Records:
= = = = = = =

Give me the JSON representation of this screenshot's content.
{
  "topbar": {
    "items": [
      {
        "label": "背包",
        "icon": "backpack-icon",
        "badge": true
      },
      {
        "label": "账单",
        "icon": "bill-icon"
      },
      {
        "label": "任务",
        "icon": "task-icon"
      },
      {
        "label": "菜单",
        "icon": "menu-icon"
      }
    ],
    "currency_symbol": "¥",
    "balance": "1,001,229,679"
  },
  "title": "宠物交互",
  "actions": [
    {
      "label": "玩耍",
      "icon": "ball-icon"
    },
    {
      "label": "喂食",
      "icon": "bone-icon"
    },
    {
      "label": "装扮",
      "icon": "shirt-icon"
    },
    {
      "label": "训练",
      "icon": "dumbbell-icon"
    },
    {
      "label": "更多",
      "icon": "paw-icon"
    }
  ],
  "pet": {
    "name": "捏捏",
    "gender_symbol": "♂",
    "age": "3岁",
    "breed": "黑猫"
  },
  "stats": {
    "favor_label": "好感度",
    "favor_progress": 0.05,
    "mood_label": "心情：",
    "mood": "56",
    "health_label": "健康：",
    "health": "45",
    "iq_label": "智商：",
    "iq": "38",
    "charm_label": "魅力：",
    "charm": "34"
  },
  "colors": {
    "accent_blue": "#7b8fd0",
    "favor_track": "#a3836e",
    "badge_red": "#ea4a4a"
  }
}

= = = = = = =

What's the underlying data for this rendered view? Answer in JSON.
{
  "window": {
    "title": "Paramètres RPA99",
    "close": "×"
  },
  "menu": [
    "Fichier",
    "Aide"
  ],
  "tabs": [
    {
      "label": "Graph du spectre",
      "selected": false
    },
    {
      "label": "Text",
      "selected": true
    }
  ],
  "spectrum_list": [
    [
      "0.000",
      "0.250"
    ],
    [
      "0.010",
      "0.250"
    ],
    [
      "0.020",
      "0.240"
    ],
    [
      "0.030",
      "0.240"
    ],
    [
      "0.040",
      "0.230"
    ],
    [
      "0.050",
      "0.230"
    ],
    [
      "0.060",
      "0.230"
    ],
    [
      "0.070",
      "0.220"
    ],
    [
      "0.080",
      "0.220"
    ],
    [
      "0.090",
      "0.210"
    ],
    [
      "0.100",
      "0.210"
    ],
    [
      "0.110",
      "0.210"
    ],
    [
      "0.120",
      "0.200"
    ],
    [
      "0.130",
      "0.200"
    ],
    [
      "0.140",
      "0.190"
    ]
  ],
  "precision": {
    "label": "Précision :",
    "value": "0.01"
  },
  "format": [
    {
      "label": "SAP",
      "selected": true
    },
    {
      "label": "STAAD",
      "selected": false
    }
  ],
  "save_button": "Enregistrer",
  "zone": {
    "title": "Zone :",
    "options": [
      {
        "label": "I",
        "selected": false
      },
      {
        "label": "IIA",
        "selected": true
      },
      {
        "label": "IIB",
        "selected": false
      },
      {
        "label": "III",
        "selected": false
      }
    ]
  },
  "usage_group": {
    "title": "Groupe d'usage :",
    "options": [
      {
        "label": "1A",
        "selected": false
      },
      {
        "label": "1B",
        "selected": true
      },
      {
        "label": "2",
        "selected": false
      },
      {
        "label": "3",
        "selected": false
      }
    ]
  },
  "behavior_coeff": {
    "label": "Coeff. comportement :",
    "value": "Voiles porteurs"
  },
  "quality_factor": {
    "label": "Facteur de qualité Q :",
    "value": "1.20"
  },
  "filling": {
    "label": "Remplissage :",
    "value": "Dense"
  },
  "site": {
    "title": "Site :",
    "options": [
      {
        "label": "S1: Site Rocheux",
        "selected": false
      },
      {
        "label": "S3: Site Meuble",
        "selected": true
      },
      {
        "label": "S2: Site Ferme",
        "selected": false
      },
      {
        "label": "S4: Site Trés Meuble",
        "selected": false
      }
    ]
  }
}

= = = = = = =

▶ [Your goal]: In the records above, find each line holding "JSON" and copy it.

▶ [Task output]:
Give me the JSON representation of this screenshot's content.
What's the underlying data for this rendered view? Answer in JSON.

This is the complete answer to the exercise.